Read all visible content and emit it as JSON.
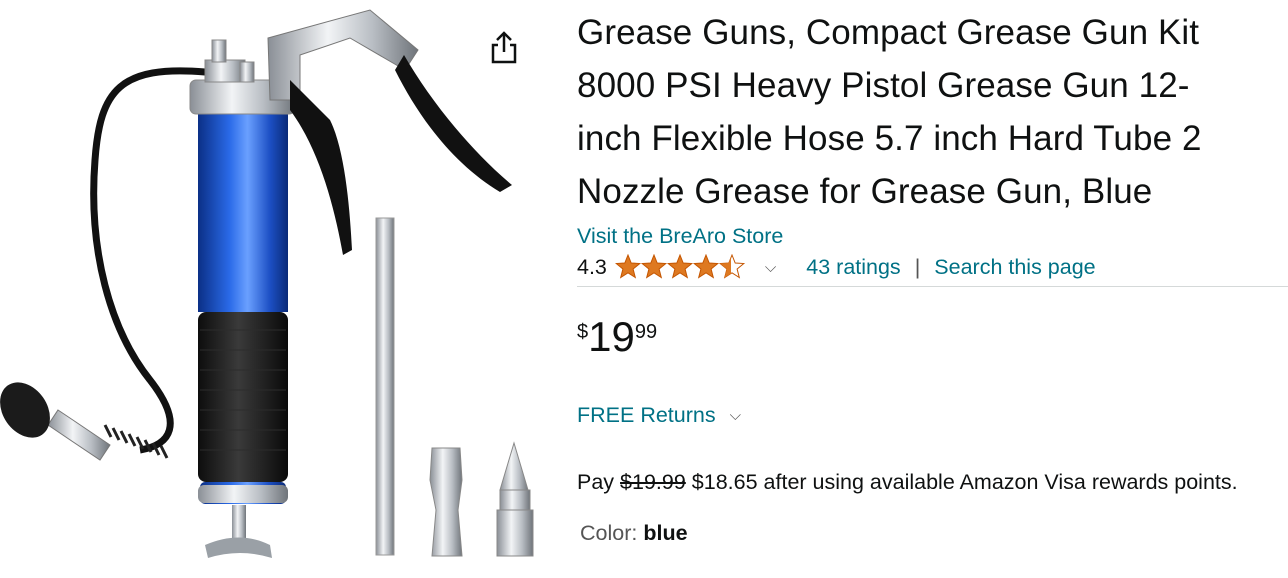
{
  "product": {
    "title": "Grease Guns, Compact Grease Gun Kit 8000 PSI Heavy Pistol Grease Gun 12-inch Flexible Hose 5.7 inch Hard Tube 2 Nozzle Grease for Grease Gun, Blue",
    "title_lines": [
      "Grease Guns, Compact Grease Gun Kit",
      "8000 PSI Heavy Pistol Grease Gun 12-",
      "inch Flexible Hose 5.7 inch Hard Tube 2",
      "Nozzle Grease for Grease Gun, Blue"
    ],
    "store_link": "Visit the BreAro Store",
    "rating": "4.3",
    "rating_stars": 4.3,
    "ratings_count": "43 ratings",
    "search_page": "Search this page",
    "separator": "|"
  },
  "price": {
    "currency": "$",
    "whole": "19",
    "fraction": "99"
  },
  "returns": {
    "label": "FREE Returns"
  },
  "pay": {
    "prefix": "Pay",
    "old_price": "$19.99",
    "new_price": "$18.65",
    "suffix": "after using available Amazon Visa rewards points."
  },
  "color": {
    "label": "Color:",
    "value": "blue"
  },
  "icons": {
    "share": "share-icon",
    "star": "star-icon",
    "chevron": "chevron-down-icon"
  },
  "colors": {
    "link": "#007185",
    "star": "#de7921",
    "tube_blue": "#1f56c9"
  }
}
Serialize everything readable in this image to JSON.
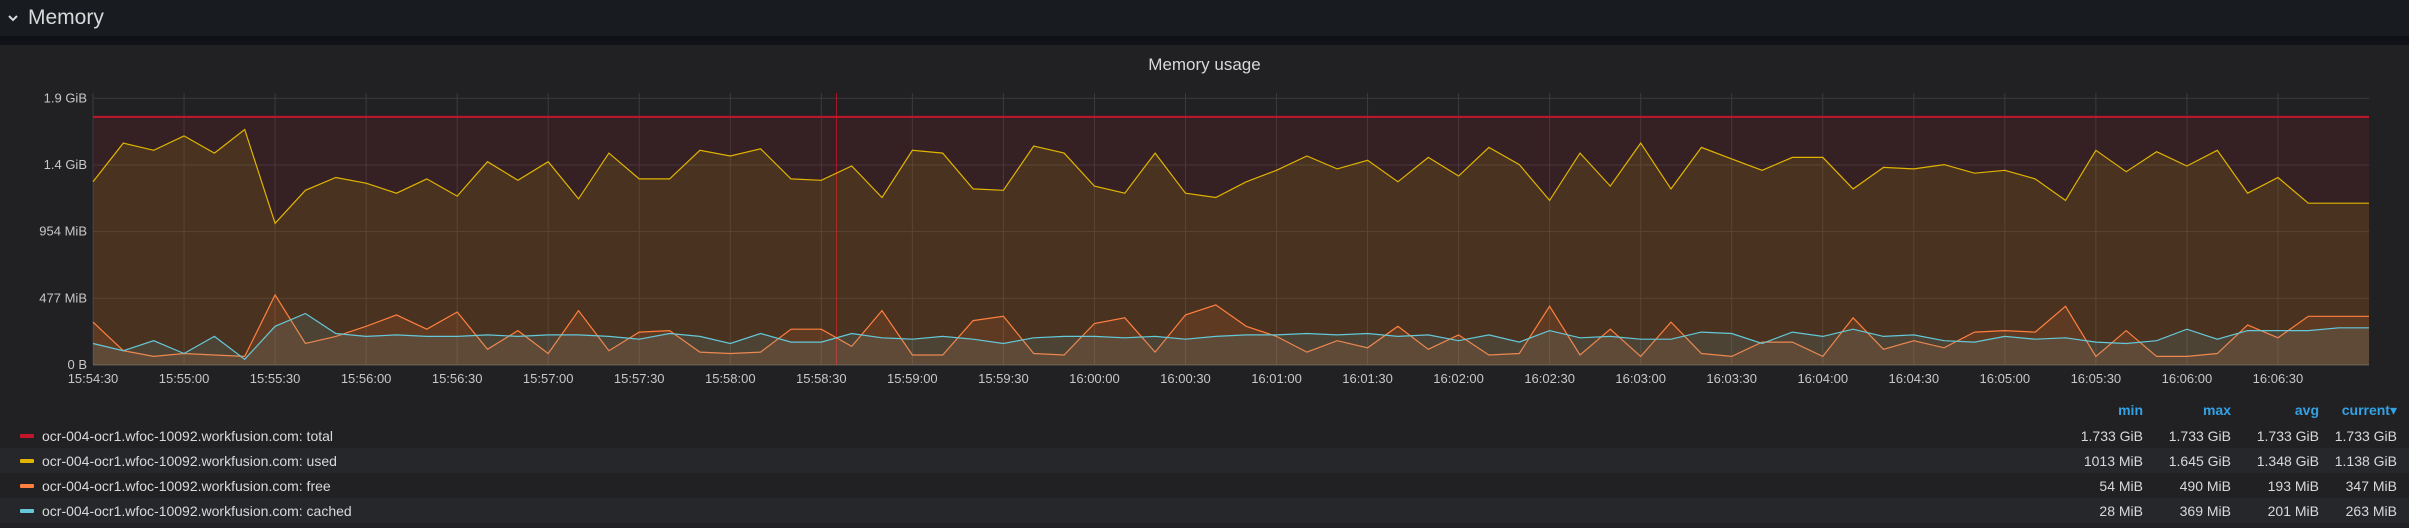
{
  "row": {
    "title": "Memory"
  },
  "panel": {
    "title": "Memory usage"
  },
  "colors": {
    "total": "#c4162a",
    "used": "#e0b400",
    "free": "#ff7f3e",
    "cached": "#64c8d8",
    "grid": "#3a3b3f",
    "axis_text": "#c7c7c7"
  },
  "chart_data": {
    "type": "area",
    "title": "Memory usage",
    "y_unit": "GiB",
    "ylim": [
      0,
      1.9
    ],
    "y_ticks": [
      {
        "value": 0,
        "label": "0 B"
      },
      {
        "value": 0.466,
        "label": "477 MiB"
      },
      {
        "value": 0.932,
        "label": "954 MiB"
      },
      {
        "value": 1.397,
        "label": "1.4 GiB"
      },
      {
        "value": 1.863,
        "label": "1.9 GiB"
      }
    ],
    "x_range": [
      "15:54:30",
      "16:07:00"
    ],
    "x_ticks": [
      "15:54:30",
      "15:55:00",
      "15:55:30",
      "15:56:00",
      "15:56:30",
      "15:57:00",
      "15:57:30",
      "15:58:00",
      "15:58:30",
      "15:59:00",
      "15:59:30",
      "16:00:00",
      "16:00:30",
      "16:01:00",
      "16:01:30",
      "16:02:00",
      "16:02:30",
      "16:03:00",
      "16:03:30",
      "16:04:00",
      "16:04:30",
      "16:05:00",
      "16:05:30",
      "16:06:00",
      "16:06:30"
    ],
    "grid": true,
    "annotation_time": "15:58:35",
    "sample_interval_seconds": 10,
    "series": [
      {
        "name": "ocr-004-ocr1.wfoc-10092.workfusion.com: total",
        "key": "total",
        "values": [
          1.733,
          1.733,
          1.733,
          1.733,
          1.733,
          1.733,
          1.733,
          1.733,
          1.733,
          1.733,
          1.733,
          1.733,
          1.733,
          1.733,
          1.733,
          1.733,
          1.733,
          1.733,
          1.733,
          1.733,
          1.733,
          1.733,
          1.733,
          1.733,
          1.733,
          1.733,
          1.733,
          1.733,
          1.733,
          1.733,
          1.733,
          1.733,
          1.733,
          1.733,
          1.733,
          1.733,
          1.733,
          1.733,
          1.733,
          1.733,
          1.733,
          1.733,
          1.733,
          1.733,
          1.733,
          1.733,
          1.733,
          1.733,
          1.733,
          1.733,
          1.733,
          1.733,
          1.733,
          1.733,
          1.733,
          1.733,
          1.733,
          1.733,
          1.733,
          1.733,
          1.733,
          1.733,
          1.733,
          1.733,
          1.733,
          1.733,
          1.733,
          1.733,
          1.733,
          1.733,
          1.733,
          1.733,
          1.733,
          1.733,
          1.733,
          1.733
        ]
      },
      {
        "name": "ocr-004-ocr1.wfoc-10092.workfusion.com: used",
        "key": "used",
        "values": [
          1.28,
          1.55,
          1.5,
          1.6,
          1.48,
          1.645,
          0.99,
          1.22,
          1.31,
          1.27,
          1.2,
          1.3,
          1.18,
          1.42,
          1.29,
          1.42,
          1.16,
          1.48,
          1.3,
          1.3,
          1.5,
          1.46,
          1.51,
          1.3,
          1.29,
          1.39,
          1.17,
          1.5,
          1.48,
          1.23,
          1.22,
          1.53,
          1.48,
          1.25,
          1.2,
          1.48,
          1.2,
          1.17,
          1.28,
          1.36,
          1.46,
          1.37,
          1.43,
          1.28,
          1.45,
          1.32,
          1.52,
          1.4,
          1.15,
          1.48,
          1.25,
          1.55,
          1.23,
          1.52,
          1.44,
          1.36,
          1.45,
          1.45,
          1.23,
          1.38,
          1.37,
          1.4,
          1.34,
          1.36,
          1.3,
          1.15,
          1.5,
          1.35,
          1.49,
          1.39,
          1.5,
          1.2,
          1.31,
          1.13,
          1.13,
          1.13
        ]
      },
      {
        "name": "ocr-004-ocr1.wfoc-10092.workfusion.com: free",
        "key": "free",
        "values": [
          0.3,
          0.1,
          0.06,
          0.08,
          0.07,
          0.06,
          0.49,
          0.15,
          0.2,
          0.27,
          0.35,
          0.25,
          0.37,
          0.11,
          0.24,
          0.08,
          0.38,
          0.1,
          0.23,
          0.24,
          0.09,
          0.08,
          0.09,
          0.25,
          0.25,
          0.13,
          0.38,
          0.07,
          0.07,
          0.31,
          0.34,
          0.08,
          0.07,
          0.29,
          0.33,
          0.09,
          0.35,
          0.42,
          0.27,
          0.2,
          0.09,
          0.17,
          0.12,
          0.27,
          0.11,
          0.21,
          0.07,
          0.08,
          0.41,
          0.07,
          0.25,
          0.06,
          0.3,
          0.08,
          0.06,
          0.16,
          0.16,
          0.06,
          0.33,
          0.11,
          0.17,
          0.12,
          0.23,
          0.24,
          0.23,
          0.41,
          0.06,
          0.24,
          0.06,
          0.06,
          0.08,
          0.28,
          0.19,
          0.34,
          0.34,
          0.34
        ]
      },
      {
        "name": "ocr-004-ocr1.wfoc-10092.workfusion.com: cached",
        "key": "cached",
        "values": [
          0.15,
          0.1,
          0.17,
          0.08,
          0.2,
          0.04,
          0.27,
          0.36,
          0.22,
          0.2,
          0.21,
          0.2,
          0.2,
          0.21,
          0.2,
          0.21,
          0.21,
          0.2,
          0.18,
          0.22,
          0.2,
          0.15,
          0.22,
          0.16,
          0.16,
          0.22,
          0.19,
          0.18,
          0.2,
          0.18,
          0.15,
          0.19,
          0.2,
          0.2,
          0.19,
          0.2,
          0.18,
          0.2,
          0.21,
          0.21,
          0.22,
          0.21,
          0.22,
          0.2,
          0.21,
          0.17,
          0.21,
          0.16,
          0.24,
          0.19,
          0.2,
          0.18,
          0.18,
          0.23,
          0.22,
          0.15,
          0.23,
          0.2,
          0.25,
          0.2,
          0.21,
          0.17,
          0.16,
          0.2,
          0.18,
          0.19,
          0.16,
          0.15,
          0.17,
          0.25,
          0.18,
          0.24,
          0.24,
          0.24,
          0.26,
          0.26
        ]
      }
    ]
  },
  "legend": {
    "headers": {
      "min": "min",
      "max": "max",
      "avg": "avg",
      "current": "current"
    },
    "sort_indicator": "▾",
    "rows": [
      {
        "key": "total",
        "name": "ocr-004-ocr1.wfoc-10092.workfusion.com: total",
        "min": "1.733 GiB",
        "max": "1.733 GiB",
        "avg": "1.733 GiB",
        "current": "1.733 GiB"
      },
      {
        "key": "used",
        "name": "ocr-004-ocr1.wfoc-10092.workfusion.com: used",
        "min": "1013 MiB",
        "max": "1.645 GiB",
        "avg": "1.348 GiB",
        "current": "1.138 GiB"
      },
      {
        "key": "free",
        "name": "ocr-004-ocr1.wfoc-10092.workfusion.com: free",
        "min": "54 MiB",
        "max": "490 MiB",
        "avg": "193 MiB",
        "current": "347 MiB"
      },
      {
        "key": "cached",
        "name": "ocr-004-ocr1.wfoc-10092.workfusion.com: cached",
        "min": "28 MiB",
        "max": "369 MiB",
        "avg": "201 MiB",
        "current": "263 MiB"
      }
    ]
  }
}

****************

■ **What you have to do**
Copy out all lines above that include the string "usage".

■ **Response to the task**
    "title": "Memory usage"
    "title": "Memory usage",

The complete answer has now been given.